* Challenge *
Return each line holding the string "source".

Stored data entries
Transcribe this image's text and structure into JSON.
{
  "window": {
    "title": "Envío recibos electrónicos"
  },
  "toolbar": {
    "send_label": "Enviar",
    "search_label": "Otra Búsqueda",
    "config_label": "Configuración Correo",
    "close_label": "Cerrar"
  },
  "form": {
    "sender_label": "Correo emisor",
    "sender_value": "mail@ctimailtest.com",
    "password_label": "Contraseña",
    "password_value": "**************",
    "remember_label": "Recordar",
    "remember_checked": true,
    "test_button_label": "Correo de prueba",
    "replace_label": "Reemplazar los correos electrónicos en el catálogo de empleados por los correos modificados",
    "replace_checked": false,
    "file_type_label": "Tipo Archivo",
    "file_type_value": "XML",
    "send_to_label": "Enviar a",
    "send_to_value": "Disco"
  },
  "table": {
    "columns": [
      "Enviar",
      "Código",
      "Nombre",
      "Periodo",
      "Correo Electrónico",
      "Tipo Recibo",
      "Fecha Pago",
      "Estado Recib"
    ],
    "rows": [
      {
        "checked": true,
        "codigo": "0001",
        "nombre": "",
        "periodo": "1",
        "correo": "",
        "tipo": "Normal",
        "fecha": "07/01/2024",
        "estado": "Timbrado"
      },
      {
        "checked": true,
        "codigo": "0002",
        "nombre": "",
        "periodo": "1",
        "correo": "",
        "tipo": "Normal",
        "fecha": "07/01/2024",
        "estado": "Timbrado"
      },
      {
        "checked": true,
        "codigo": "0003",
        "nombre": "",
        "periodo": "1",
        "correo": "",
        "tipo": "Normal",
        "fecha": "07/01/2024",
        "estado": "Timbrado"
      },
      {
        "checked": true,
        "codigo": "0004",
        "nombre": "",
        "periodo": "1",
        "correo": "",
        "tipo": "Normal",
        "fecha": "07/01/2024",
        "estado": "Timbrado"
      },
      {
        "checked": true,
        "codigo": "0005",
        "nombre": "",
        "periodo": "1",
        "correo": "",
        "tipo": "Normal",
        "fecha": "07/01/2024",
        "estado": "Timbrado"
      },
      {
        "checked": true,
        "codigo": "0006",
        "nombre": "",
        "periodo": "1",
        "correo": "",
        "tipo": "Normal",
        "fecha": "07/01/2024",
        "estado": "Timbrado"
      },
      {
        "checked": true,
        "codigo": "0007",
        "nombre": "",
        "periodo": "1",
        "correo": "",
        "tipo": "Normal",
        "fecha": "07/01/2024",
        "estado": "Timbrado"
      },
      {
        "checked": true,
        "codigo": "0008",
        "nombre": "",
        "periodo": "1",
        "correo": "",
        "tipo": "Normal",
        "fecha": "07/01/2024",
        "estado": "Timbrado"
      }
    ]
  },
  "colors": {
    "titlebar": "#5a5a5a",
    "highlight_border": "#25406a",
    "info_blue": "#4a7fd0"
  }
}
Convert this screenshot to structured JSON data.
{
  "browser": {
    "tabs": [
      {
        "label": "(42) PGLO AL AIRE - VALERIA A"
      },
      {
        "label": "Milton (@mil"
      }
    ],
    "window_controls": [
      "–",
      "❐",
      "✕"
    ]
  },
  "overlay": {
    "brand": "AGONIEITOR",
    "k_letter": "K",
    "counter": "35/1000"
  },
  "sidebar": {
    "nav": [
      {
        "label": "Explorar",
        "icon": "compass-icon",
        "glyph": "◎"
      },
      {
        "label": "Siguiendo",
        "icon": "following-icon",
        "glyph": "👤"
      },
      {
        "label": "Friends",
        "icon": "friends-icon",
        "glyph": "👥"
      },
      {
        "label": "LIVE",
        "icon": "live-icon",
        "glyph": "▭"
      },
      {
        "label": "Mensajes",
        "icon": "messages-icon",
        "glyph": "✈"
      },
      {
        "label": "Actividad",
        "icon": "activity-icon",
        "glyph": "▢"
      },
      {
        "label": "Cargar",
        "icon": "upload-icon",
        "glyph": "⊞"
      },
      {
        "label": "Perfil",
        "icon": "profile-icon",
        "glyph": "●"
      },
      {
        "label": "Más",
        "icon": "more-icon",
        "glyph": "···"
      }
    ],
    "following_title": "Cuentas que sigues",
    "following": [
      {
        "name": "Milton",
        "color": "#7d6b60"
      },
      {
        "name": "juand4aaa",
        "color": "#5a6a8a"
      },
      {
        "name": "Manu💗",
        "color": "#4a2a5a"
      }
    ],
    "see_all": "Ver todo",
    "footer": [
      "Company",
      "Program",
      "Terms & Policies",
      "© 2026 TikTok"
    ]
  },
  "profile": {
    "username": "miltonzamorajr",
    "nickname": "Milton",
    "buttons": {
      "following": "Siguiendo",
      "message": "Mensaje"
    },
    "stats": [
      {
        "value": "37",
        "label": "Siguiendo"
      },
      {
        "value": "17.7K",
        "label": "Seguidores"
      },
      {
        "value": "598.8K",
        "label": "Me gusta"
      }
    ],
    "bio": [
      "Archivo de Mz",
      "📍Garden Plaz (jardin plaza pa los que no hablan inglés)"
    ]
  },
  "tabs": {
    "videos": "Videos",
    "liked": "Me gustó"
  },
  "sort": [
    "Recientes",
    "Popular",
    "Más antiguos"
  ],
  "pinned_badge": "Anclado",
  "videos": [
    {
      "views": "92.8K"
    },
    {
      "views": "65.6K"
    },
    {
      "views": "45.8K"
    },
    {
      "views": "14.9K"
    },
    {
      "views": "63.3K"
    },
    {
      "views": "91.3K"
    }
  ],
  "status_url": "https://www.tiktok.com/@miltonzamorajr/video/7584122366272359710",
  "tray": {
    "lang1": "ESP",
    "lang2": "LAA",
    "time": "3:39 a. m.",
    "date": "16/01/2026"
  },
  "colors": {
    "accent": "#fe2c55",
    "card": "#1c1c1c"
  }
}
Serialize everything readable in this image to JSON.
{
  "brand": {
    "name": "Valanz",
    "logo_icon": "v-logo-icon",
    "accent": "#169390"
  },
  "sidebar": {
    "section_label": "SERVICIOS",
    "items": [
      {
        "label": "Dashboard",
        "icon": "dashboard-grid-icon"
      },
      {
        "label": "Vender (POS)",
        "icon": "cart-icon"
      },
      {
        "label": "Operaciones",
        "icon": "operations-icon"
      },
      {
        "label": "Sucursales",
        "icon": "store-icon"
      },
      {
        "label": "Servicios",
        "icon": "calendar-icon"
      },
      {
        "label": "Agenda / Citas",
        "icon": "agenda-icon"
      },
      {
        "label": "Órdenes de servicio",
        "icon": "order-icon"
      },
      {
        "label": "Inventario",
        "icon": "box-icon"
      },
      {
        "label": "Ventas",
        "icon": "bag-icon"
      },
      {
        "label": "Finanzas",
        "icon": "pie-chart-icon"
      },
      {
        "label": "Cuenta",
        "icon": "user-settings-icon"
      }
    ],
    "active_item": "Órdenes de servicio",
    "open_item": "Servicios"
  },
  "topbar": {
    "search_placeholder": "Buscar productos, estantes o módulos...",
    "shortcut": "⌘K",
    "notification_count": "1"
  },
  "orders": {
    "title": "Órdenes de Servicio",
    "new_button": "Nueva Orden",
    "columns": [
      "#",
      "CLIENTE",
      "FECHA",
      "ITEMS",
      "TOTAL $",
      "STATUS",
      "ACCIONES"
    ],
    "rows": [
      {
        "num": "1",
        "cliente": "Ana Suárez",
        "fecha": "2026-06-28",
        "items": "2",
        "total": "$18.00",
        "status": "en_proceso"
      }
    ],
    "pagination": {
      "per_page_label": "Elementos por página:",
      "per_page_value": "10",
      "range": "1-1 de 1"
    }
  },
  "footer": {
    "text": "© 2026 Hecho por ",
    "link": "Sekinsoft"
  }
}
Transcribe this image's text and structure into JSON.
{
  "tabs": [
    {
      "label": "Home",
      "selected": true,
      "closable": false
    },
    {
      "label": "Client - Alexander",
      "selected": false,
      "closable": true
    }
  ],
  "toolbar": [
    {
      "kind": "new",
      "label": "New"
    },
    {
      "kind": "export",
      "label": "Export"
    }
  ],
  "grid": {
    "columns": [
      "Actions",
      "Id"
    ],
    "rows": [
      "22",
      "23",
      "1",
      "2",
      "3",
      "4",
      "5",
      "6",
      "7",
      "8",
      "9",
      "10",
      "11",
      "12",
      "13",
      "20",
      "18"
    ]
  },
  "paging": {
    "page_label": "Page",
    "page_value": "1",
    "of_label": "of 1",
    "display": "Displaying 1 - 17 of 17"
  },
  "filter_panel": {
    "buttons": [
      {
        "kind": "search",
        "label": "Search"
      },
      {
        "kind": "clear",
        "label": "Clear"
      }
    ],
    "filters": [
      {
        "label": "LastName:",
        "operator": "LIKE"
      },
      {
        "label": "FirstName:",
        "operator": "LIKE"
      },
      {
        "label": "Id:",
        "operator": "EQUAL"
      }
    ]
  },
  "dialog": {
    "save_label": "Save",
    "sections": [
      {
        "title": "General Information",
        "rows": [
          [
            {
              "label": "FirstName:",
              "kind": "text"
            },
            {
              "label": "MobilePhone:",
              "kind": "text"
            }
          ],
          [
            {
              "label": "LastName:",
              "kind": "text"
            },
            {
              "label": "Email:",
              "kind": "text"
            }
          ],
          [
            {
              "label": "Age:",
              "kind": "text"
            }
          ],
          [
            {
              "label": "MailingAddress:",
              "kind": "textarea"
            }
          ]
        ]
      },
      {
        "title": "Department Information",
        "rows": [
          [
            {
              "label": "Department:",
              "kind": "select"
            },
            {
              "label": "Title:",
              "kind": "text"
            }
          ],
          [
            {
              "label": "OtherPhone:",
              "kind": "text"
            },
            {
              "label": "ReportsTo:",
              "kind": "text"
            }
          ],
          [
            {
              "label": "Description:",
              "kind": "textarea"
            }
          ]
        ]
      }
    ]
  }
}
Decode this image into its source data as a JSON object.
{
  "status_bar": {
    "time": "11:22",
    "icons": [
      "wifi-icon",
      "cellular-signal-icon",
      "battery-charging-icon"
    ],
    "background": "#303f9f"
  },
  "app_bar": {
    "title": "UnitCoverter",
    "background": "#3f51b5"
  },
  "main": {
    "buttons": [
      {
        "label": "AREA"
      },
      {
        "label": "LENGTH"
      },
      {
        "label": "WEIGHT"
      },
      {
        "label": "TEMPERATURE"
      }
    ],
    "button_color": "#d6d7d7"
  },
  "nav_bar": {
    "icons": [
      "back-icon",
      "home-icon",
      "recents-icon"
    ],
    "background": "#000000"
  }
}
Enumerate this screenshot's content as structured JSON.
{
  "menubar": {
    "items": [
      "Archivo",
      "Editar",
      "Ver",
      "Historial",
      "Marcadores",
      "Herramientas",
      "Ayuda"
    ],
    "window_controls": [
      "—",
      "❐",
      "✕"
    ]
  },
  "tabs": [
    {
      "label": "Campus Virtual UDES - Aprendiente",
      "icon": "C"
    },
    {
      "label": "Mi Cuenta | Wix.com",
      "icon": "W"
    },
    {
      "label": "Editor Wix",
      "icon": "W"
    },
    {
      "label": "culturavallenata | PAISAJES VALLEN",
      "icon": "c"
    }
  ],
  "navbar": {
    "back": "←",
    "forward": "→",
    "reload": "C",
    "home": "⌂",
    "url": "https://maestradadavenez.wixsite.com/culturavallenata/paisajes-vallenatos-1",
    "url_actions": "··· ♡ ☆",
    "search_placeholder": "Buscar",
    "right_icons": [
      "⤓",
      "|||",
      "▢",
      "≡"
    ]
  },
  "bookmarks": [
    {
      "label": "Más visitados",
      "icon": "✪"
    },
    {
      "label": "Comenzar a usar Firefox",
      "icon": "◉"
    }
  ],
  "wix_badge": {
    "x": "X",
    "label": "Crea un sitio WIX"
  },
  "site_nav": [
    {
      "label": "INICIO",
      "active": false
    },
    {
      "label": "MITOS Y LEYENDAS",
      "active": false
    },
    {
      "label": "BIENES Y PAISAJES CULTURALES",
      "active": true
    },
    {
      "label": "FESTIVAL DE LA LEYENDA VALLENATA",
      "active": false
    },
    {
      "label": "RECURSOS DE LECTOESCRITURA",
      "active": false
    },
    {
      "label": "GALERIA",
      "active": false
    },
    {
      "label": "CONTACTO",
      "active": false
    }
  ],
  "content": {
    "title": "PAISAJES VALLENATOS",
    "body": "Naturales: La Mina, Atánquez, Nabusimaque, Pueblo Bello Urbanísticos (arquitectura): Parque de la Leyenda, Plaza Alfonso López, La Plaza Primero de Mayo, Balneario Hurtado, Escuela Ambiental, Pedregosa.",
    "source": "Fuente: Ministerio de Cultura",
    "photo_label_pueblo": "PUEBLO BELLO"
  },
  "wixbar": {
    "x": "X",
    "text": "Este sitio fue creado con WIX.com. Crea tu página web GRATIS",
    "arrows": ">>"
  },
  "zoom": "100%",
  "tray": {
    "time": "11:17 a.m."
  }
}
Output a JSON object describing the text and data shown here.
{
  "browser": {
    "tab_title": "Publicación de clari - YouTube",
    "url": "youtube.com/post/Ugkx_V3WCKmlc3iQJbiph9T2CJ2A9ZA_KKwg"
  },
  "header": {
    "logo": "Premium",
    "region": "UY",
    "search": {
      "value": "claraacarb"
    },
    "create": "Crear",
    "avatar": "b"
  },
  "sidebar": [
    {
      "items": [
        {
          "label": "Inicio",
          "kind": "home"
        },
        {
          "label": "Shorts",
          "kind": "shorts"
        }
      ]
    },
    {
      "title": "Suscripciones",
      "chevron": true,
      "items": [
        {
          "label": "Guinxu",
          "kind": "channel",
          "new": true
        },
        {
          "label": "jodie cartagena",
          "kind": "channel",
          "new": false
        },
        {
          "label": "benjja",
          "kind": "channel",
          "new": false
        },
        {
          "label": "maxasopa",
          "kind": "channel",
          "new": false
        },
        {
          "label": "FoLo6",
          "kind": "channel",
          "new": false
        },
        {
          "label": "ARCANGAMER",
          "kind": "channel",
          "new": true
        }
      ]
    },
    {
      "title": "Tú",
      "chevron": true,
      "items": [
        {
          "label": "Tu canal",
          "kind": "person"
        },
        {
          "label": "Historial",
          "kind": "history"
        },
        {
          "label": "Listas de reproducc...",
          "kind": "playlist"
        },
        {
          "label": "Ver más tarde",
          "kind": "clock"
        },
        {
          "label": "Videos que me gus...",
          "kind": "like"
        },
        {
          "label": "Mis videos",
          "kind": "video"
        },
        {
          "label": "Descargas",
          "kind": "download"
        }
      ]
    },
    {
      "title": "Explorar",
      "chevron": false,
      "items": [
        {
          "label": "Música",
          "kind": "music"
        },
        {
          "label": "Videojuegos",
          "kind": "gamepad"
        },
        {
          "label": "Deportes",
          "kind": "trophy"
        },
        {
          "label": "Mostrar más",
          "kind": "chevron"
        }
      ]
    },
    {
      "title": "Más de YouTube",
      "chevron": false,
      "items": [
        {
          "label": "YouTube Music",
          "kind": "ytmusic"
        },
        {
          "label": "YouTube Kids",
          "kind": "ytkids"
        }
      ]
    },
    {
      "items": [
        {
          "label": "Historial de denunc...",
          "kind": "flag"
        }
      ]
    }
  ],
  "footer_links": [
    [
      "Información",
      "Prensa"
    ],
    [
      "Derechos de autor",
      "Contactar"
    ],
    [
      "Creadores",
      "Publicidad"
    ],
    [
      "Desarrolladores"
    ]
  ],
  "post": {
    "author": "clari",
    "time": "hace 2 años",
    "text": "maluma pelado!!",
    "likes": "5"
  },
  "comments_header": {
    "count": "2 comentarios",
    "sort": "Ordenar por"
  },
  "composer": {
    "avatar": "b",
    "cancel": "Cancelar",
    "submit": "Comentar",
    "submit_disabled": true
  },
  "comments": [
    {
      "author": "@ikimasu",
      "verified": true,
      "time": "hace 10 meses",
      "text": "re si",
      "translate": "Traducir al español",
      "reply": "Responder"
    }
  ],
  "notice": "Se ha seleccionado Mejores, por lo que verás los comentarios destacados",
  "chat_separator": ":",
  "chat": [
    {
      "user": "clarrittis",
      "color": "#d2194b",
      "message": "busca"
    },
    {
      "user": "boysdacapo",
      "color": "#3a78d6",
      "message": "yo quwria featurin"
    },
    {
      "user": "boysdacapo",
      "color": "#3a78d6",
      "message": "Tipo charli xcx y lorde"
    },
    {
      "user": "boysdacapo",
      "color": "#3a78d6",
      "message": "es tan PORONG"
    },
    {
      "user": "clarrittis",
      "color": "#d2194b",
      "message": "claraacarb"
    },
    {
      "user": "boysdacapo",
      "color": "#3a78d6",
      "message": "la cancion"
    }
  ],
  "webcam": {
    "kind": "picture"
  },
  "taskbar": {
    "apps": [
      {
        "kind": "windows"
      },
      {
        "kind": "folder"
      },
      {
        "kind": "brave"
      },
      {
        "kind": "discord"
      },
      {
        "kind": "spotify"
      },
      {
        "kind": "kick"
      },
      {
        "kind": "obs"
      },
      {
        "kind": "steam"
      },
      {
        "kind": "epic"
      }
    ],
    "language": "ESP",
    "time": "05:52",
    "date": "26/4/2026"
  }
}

* Finished answer *
Decode this image into its source data as a JSON object.
    "source": "Fuente: Ministerio de Cultura",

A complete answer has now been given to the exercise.